WORK TO COMPLETE —
Each record must be reproduced exactly as it is shown.

INFORMATION GIVEN —
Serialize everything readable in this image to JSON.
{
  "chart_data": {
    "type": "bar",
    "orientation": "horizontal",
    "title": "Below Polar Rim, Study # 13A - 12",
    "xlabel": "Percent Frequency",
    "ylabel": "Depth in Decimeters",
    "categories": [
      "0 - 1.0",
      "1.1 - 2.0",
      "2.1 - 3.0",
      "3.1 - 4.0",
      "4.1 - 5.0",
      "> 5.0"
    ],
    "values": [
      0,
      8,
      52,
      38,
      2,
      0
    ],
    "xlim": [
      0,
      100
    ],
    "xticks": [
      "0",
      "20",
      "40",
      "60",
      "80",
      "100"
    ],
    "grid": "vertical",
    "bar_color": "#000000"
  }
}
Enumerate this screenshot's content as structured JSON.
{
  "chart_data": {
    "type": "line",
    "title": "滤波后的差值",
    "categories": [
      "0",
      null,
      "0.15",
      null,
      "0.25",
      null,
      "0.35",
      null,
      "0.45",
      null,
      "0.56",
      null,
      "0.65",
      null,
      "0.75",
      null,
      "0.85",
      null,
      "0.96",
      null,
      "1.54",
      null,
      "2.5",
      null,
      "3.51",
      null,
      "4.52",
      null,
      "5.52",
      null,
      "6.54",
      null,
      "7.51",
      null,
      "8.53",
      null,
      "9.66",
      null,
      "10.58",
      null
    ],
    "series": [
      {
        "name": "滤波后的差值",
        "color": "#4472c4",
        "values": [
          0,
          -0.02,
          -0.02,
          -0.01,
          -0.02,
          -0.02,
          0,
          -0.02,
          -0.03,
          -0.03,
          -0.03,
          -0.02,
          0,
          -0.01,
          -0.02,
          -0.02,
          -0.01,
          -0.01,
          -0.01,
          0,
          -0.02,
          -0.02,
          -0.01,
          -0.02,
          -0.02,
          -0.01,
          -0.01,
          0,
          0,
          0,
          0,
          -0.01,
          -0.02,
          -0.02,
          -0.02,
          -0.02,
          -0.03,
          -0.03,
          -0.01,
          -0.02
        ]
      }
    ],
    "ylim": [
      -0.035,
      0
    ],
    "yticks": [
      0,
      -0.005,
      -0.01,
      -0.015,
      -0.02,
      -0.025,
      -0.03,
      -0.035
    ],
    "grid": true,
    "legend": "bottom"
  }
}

SOLUTION FOR THIS PROBLEM —
Serialize everything readable in this image to JSON.
{
  "chart_data": {
    "type": "bar",
    "orientation": "horizontal",
    "title": "Below Polar Rim, Study # 13A - 12",
    "xlabel": "Percent Frequency",
    "ylabel": "Depth in Decimeters",
    "categories": [
      "0 - 1.0",
      "1.1 - 2.0",
      "2.1 - 3.0",
      "3.1 - 4.0",
      "4.1 - 5.0",
      "> 5.0"
    ],
    "values": [
      0,
      8,
      52,
      38,
      2,
      0
    ],
    "xlim": [
      0,
      100
    ],
    "xticks": [
      "0",
      "20",
      "40",
      "60",
      "80",
      "100"
    ],
    "grid": "vertical",
    "bar_color": "#000000"
  }
}
Enumerate this screenshot's content as structured JSON.
{
  "chart_data": {
    "type": "line",
    "title": "滤波后的差值",
    "categories": [
      "0",
      null,
      "0.15",
      null,
      "0.25",
      null,
      "0.35",
      null,
      "0.45",
      null,
      "0.56",
      null,
      "0.65",
      null,
      "0.75",
      null,
      "0.85",
      null,
      "0.96",
      null,
      "1.54",
      null,
      "2.5",
      null,
      "3.51",
      null,
      "4.52",
      null,
      "5.52",
      null,
      "6.54",
      null,
      "7.51",
      null,
      "8.53",
      null,
      "9.66",
      null,
      "10.58",
      null
    ],
    "series": [
      {
        "name": "滤波后的差值",
        "color": "#4472c4",
        "values": [
          0,
          -0.02,
          -0.02,
          -0.01,
          -0.02,
          -0.02,
          0,
          -0.02,
          -0.03,
          -0.03,
          -0.03,
          -0.02,
          0,
          -0.01,
          -0.02,
          -0.02,
          -0.01,
          -0.01,
          -0.01,
          0,
          -0.02,
          -0.02,
          -0.01,
          -0.02,
          -0.02,
          -0.01,
          -0.01,
          0,
          0,
          0,
          0,
          -0.01,
          -0.02,
          -0.02,
          -0.02,
          -0.02,
          -0.03,
          -0.03,
          -0.01,
          -0.02
        ]
      }
    ],
    "ylim": [
      -0.035,
      0
    ],
    "yticks": [
      0,
      -0.005,
      -0.01,
      -0.015,
      -0.02,
      -0.025,
      -0.03,
      -0.035
    ],
    "grid": true,
    "legend": "bottom"
  }
}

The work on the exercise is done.